Problem to work on – How many lines of the records below contain the string "乘黄小金刚"? Reply with only the number.

(Element location data)
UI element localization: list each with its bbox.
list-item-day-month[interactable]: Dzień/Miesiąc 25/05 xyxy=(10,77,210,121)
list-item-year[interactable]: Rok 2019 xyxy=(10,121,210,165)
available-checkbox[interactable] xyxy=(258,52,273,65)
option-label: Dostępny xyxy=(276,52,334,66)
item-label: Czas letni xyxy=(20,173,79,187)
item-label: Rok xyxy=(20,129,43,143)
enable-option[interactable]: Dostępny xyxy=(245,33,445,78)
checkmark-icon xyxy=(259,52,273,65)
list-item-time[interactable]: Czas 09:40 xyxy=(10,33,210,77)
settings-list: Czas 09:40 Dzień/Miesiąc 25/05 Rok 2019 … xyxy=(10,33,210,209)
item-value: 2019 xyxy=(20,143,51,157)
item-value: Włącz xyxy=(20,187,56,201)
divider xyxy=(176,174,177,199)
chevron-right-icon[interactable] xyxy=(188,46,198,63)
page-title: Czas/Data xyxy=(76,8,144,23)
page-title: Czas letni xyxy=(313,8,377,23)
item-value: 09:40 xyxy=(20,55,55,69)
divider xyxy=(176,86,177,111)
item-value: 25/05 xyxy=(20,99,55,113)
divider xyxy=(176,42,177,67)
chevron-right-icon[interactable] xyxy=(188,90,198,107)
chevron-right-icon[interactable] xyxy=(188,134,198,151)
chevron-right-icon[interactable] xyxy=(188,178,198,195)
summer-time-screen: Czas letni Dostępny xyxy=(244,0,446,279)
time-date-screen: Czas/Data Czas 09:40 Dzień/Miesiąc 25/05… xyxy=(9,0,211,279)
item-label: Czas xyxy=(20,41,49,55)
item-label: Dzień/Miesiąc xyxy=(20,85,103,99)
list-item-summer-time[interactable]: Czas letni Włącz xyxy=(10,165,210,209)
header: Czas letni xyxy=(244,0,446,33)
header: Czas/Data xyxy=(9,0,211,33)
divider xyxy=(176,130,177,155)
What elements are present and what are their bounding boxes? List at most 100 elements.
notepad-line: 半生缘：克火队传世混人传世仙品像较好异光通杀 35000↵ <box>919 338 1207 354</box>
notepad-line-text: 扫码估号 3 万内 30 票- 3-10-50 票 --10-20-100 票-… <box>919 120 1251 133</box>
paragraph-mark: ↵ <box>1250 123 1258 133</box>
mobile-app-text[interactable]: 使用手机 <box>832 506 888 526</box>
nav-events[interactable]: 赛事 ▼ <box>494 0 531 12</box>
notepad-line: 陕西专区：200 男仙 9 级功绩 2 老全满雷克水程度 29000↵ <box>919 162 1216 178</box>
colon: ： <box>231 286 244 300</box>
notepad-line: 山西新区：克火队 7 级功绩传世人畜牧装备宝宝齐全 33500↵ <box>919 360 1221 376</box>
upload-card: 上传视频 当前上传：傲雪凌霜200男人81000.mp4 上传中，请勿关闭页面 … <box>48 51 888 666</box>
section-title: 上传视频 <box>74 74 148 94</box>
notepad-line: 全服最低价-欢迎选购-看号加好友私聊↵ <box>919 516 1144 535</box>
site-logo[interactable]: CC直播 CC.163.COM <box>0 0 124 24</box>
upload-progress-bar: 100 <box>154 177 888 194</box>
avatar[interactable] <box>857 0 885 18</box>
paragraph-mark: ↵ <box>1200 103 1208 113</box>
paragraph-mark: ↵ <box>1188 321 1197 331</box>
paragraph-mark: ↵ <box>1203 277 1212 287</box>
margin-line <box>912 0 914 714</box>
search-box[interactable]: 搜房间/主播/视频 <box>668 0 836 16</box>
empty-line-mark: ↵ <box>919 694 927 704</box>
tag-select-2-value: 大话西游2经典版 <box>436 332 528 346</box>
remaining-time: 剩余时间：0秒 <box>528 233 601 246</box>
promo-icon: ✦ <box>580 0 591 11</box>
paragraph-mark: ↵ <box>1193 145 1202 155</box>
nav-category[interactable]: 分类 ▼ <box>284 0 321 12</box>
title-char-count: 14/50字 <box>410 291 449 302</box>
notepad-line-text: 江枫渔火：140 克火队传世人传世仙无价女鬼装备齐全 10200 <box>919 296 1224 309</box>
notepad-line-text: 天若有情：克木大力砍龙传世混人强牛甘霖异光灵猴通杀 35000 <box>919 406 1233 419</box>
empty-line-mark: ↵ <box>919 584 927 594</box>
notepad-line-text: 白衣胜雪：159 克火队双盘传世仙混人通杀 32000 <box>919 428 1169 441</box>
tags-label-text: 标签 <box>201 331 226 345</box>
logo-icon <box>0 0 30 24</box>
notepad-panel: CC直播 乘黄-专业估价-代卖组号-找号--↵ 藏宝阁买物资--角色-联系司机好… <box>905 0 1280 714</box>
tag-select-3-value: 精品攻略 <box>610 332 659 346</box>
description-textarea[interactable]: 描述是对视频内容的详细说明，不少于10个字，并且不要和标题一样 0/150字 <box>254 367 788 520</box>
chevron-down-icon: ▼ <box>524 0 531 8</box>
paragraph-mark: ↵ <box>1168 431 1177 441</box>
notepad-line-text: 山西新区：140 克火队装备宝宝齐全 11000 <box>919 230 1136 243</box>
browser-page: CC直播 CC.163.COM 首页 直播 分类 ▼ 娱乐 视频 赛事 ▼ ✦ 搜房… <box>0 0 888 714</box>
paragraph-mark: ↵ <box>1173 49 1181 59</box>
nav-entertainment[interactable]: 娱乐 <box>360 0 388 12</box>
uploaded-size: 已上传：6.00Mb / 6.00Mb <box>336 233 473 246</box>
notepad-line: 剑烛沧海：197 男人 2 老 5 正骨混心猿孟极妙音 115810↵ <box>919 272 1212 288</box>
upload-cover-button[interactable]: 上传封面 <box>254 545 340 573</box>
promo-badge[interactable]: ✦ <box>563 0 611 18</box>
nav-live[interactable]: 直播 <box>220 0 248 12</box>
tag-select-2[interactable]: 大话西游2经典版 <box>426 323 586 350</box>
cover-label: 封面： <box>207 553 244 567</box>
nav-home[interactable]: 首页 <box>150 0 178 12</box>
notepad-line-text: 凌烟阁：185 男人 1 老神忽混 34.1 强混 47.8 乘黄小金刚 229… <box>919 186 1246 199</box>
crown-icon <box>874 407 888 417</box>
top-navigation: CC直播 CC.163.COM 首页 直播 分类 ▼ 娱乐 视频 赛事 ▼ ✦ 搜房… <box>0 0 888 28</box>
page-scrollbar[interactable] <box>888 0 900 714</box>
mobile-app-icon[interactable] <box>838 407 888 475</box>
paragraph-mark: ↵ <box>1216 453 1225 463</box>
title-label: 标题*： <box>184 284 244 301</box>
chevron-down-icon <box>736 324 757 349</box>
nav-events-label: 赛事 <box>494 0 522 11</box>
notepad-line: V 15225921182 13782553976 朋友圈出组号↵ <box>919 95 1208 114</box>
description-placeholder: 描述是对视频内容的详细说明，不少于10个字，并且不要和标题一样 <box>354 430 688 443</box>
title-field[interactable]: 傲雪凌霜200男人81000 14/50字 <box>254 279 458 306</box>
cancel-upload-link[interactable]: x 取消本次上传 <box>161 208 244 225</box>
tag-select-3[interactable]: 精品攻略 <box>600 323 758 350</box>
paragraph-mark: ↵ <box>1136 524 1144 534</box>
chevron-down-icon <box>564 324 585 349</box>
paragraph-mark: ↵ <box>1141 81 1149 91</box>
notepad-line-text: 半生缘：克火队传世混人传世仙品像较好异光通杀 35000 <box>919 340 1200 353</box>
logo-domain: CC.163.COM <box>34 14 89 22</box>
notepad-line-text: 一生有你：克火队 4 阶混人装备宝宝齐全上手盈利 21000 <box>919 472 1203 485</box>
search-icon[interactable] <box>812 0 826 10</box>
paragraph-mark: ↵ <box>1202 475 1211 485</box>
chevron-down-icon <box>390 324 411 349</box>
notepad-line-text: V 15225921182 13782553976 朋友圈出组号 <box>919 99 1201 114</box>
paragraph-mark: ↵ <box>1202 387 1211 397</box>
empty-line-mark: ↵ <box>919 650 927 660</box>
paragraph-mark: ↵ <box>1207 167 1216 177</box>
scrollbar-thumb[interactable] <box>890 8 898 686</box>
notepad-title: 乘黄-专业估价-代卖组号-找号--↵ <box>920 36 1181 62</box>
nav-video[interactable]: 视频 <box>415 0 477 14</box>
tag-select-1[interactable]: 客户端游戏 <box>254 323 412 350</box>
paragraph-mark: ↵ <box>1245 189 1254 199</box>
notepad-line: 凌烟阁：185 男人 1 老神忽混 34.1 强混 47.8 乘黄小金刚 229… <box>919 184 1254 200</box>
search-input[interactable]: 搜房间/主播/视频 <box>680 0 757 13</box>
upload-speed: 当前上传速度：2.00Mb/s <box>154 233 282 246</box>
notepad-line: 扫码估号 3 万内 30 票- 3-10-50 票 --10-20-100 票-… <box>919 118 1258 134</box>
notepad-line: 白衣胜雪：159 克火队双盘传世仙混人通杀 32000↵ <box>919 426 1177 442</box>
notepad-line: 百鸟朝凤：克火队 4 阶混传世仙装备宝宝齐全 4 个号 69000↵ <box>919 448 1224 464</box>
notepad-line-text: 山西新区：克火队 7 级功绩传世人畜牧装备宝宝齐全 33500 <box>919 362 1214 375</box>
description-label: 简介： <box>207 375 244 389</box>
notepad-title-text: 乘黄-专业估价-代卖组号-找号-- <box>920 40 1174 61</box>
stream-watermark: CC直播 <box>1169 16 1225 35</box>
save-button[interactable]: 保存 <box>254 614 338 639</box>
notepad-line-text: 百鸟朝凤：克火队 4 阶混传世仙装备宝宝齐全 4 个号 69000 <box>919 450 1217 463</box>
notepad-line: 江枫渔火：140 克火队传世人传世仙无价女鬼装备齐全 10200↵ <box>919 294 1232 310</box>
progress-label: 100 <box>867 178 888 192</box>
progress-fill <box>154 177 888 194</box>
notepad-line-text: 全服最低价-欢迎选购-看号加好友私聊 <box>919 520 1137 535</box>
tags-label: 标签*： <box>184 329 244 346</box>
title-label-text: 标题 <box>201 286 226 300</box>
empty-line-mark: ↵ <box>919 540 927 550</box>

Task result – 2